_GIVEN PROBLEM_
Filter this data down to the lines that hold "频率调频", and copy them.

_GIVEN DATA_
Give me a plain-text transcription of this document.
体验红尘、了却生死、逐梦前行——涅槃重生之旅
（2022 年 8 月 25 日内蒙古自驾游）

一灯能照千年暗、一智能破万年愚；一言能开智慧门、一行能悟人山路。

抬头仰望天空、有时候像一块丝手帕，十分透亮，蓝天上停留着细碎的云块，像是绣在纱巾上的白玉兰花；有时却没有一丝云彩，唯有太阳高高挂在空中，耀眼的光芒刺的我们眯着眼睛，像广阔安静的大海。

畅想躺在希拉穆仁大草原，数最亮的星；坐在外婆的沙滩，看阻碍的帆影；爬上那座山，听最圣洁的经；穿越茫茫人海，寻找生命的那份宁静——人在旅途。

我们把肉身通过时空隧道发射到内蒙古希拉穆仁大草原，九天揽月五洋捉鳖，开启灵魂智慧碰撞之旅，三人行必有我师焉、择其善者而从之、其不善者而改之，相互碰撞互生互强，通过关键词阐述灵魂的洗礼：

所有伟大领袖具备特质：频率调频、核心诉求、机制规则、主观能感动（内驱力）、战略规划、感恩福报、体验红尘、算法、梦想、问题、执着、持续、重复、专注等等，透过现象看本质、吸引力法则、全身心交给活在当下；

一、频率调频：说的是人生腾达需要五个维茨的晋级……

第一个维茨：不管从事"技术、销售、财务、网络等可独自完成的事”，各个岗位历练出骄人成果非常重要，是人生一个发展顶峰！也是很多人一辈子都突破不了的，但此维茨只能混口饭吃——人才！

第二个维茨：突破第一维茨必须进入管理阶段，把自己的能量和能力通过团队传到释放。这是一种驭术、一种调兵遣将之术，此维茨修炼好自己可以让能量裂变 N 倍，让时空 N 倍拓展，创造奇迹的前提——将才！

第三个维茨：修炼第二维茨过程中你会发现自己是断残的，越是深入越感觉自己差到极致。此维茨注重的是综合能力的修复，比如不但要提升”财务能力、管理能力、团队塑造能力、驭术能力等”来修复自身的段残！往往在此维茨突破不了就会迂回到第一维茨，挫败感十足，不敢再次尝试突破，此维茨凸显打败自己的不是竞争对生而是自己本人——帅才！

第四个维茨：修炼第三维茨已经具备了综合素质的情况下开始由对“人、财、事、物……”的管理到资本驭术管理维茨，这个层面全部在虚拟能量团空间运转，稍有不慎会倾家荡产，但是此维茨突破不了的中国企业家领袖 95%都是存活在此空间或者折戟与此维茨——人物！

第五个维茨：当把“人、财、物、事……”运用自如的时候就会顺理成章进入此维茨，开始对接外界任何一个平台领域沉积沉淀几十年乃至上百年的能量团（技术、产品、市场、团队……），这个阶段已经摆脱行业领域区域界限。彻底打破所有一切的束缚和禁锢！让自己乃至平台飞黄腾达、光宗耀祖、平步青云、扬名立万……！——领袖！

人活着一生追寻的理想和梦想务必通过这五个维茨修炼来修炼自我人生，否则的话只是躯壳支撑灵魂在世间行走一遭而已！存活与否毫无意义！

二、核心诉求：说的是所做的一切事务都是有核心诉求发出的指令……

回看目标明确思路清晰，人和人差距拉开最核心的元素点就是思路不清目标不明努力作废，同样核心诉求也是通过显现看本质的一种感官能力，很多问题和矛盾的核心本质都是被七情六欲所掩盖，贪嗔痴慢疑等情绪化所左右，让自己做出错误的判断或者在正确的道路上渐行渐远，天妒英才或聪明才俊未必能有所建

_EXPECTED ANSWER_
所有伟大领袖具备特质：频率调频、核心诉求、机制规则、主观能感动（内驱力）、战略规划、感恩福报、体验红尘、算法、梦想、问题、执着、持续、重复、专注等等，透过现象看本质、吸引力法则、全身心交给活在当下；
一、频率调频：说的是人生腾达需要五个维茨的晋级……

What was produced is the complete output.